Collected data:

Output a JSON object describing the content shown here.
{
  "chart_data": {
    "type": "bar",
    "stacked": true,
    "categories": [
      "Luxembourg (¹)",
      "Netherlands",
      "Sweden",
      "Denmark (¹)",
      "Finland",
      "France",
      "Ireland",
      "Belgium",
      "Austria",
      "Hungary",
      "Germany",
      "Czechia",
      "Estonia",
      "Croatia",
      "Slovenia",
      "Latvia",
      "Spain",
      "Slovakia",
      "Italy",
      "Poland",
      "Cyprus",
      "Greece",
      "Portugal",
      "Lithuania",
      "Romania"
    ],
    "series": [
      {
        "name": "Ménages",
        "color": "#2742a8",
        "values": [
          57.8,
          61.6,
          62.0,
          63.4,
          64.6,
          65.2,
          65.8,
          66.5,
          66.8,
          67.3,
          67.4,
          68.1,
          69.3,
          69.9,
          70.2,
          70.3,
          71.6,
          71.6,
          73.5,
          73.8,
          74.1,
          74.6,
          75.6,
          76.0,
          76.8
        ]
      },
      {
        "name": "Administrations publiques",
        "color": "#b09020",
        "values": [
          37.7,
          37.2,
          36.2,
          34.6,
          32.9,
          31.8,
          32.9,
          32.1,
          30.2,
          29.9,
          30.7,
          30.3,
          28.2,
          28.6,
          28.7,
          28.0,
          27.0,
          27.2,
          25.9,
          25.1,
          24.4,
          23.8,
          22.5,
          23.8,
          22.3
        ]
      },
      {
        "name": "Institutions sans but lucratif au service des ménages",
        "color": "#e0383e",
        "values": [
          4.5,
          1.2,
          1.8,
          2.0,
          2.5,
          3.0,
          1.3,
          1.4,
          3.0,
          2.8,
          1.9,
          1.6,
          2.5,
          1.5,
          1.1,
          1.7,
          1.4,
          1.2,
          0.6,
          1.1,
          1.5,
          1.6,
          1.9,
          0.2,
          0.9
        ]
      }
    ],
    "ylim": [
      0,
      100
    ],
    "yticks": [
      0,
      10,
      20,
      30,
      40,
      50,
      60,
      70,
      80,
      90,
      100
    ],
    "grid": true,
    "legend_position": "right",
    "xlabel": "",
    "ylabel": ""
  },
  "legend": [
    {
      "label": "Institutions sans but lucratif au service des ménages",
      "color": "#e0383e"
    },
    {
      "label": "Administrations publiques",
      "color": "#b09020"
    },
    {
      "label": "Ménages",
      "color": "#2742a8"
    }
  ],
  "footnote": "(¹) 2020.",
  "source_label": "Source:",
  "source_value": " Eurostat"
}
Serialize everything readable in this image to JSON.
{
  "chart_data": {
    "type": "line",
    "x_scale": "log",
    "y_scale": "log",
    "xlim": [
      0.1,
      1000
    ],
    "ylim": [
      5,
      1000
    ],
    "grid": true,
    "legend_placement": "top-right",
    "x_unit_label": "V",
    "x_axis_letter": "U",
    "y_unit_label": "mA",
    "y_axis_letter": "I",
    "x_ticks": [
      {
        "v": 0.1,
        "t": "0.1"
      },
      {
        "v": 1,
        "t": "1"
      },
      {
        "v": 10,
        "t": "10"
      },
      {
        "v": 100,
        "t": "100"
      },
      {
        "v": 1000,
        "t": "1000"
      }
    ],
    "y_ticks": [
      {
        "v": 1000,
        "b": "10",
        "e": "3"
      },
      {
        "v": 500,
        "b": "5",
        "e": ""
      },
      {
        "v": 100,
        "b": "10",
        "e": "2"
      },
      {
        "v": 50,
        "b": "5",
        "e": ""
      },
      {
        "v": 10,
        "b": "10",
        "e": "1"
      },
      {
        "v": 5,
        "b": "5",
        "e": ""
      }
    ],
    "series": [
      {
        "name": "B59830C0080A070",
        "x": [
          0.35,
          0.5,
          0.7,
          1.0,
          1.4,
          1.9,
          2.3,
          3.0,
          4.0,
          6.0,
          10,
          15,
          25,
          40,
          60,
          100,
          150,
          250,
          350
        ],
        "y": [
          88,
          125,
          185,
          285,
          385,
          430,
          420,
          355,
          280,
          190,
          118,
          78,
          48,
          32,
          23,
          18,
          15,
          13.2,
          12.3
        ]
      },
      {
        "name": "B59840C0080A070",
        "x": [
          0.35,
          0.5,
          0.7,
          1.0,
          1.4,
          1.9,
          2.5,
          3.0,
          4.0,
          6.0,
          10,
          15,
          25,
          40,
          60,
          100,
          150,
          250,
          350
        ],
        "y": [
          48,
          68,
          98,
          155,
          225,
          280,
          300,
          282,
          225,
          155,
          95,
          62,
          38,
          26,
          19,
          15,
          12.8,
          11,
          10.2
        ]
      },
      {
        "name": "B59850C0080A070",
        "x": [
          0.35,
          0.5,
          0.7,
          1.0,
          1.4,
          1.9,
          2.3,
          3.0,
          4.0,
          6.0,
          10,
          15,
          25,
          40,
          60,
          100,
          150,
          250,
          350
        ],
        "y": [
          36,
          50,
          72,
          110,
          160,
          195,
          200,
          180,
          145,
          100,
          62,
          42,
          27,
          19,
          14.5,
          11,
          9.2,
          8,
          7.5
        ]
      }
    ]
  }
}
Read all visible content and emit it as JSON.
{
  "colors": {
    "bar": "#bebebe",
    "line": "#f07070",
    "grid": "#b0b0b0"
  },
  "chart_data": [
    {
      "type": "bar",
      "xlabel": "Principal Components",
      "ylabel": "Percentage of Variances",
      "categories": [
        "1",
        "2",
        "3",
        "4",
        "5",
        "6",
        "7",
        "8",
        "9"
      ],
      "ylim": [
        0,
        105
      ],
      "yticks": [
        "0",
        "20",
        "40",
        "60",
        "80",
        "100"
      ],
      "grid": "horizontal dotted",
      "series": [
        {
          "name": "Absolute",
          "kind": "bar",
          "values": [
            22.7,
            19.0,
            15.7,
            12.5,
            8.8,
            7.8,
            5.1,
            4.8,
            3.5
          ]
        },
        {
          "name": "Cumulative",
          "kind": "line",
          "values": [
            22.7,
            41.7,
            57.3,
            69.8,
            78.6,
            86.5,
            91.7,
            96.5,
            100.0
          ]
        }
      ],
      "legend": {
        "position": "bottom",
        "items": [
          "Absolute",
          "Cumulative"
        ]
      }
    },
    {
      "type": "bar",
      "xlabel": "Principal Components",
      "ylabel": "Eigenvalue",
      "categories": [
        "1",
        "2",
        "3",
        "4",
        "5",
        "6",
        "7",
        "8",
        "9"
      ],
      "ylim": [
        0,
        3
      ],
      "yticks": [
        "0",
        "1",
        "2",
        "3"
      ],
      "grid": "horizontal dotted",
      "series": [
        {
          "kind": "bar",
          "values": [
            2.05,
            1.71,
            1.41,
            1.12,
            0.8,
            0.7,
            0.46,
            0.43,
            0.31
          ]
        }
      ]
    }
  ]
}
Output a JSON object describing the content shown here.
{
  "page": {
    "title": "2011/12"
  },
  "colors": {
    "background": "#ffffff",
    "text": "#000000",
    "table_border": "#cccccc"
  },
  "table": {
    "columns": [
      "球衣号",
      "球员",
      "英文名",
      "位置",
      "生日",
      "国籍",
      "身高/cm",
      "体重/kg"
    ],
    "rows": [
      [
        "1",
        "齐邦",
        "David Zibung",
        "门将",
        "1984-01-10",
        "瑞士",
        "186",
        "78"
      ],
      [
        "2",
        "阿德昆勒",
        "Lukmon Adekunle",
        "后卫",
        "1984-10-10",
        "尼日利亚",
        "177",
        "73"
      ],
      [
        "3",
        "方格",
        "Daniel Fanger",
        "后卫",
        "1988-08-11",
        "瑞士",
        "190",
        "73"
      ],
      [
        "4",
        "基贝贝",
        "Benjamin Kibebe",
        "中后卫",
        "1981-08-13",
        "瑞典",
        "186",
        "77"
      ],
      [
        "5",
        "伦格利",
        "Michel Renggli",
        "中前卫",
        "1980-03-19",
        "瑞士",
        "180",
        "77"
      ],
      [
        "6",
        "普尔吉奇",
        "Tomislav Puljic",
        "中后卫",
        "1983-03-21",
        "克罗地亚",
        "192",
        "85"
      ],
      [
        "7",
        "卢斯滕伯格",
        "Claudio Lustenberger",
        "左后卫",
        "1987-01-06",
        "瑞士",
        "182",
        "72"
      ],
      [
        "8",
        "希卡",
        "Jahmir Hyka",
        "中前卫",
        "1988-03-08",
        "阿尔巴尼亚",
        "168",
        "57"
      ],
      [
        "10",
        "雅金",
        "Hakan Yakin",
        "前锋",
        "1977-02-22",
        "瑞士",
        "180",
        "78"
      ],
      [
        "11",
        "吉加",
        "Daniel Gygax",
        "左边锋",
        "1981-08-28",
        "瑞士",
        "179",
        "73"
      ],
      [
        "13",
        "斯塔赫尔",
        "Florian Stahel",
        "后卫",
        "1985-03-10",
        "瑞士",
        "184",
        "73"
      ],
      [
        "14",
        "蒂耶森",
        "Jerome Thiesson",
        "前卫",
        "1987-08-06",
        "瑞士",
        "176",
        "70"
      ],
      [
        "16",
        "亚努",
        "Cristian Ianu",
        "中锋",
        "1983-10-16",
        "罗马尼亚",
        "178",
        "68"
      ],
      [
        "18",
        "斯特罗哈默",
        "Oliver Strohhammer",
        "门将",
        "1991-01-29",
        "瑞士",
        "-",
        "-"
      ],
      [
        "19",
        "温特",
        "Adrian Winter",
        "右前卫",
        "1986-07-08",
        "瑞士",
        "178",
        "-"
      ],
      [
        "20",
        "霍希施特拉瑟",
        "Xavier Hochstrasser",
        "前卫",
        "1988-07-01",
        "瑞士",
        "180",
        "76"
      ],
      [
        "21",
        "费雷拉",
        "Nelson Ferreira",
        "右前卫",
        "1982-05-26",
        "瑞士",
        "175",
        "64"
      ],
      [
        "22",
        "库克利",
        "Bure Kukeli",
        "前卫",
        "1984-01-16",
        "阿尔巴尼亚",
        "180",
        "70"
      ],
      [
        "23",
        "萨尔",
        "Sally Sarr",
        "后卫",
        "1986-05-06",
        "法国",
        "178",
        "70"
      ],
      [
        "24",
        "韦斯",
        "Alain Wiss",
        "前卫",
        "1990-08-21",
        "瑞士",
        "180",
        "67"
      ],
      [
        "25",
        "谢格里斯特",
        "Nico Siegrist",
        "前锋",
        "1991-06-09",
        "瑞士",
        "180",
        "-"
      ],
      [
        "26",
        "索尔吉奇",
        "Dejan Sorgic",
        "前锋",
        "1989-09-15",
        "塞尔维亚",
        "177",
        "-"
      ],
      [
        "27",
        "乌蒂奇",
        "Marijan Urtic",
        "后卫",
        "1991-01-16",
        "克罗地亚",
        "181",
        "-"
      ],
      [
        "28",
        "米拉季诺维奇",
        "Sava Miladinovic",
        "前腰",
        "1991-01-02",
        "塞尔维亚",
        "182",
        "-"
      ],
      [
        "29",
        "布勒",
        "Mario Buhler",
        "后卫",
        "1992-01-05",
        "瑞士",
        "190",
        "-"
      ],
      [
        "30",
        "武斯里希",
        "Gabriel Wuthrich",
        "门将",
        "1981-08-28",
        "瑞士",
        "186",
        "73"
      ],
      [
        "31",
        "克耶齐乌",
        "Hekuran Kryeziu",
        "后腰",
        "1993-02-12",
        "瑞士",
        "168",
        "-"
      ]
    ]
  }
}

## SET TASK
Find the lines of the material that hold the word "JSON" and report their count alone.

## ANSWER FOR THIS EXERCISE
4